Goal
Among the lines below, count those containing the word "BISPO". Give the number only.

Data shown
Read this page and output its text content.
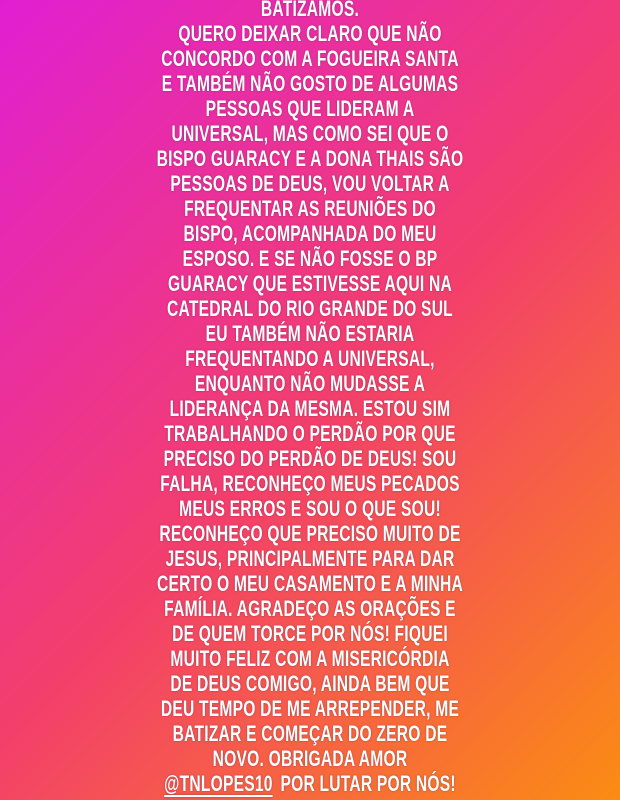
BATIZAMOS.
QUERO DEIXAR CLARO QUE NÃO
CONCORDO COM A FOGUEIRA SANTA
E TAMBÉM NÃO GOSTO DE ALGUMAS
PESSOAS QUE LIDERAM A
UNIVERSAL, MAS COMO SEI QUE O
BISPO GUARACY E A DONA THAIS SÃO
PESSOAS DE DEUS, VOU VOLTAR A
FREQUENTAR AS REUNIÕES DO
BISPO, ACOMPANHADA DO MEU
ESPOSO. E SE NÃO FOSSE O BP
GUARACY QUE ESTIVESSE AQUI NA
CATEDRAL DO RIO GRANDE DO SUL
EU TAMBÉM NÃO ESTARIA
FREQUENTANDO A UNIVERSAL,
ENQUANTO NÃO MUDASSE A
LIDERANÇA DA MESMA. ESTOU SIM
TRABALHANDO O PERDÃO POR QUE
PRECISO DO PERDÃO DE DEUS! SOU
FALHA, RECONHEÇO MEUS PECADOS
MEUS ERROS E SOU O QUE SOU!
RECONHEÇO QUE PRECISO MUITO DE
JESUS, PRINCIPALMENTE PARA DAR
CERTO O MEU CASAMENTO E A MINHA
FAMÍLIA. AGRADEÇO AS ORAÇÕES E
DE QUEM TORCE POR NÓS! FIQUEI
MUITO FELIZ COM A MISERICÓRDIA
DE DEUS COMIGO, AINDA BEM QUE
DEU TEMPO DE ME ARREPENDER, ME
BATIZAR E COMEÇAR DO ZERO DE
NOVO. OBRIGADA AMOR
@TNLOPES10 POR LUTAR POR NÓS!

==

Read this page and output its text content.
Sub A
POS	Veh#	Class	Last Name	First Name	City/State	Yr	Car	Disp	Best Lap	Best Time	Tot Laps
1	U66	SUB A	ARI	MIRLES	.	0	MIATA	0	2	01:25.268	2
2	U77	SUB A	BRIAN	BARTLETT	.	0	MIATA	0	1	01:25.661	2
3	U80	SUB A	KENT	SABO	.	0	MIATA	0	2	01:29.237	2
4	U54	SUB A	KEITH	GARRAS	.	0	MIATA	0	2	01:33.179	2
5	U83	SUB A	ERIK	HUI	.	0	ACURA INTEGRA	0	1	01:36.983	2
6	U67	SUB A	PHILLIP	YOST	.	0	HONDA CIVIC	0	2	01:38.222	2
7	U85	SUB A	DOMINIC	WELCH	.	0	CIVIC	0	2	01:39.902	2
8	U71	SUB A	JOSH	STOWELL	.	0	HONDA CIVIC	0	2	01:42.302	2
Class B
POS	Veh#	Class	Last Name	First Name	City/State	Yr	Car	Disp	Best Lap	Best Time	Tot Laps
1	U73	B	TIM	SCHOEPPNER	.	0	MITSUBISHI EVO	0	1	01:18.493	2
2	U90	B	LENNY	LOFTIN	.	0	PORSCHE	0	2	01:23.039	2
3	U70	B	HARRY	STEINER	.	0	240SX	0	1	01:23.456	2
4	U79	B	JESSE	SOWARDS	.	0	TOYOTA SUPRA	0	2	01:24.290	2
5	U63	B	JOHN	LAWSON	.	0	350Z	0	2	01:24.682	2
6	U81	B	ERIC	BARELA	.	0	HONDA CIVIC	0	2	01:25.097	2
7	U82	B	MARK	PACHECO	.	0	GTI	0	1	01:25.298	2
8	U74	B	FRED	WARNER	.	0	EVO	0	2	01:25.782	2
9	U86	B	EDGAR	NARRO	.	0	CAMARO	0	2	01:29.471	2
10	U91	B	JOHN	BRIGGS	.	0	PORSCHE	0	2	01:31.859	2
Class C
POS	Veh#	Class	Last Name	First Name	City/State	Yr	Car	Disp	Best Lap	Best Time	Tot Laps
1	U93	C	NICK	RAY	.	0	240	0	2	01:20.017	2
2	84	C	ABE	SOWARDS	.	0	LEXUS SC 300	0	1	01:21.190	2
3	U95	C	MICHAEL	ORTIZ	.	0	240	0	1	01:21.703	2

Output below
2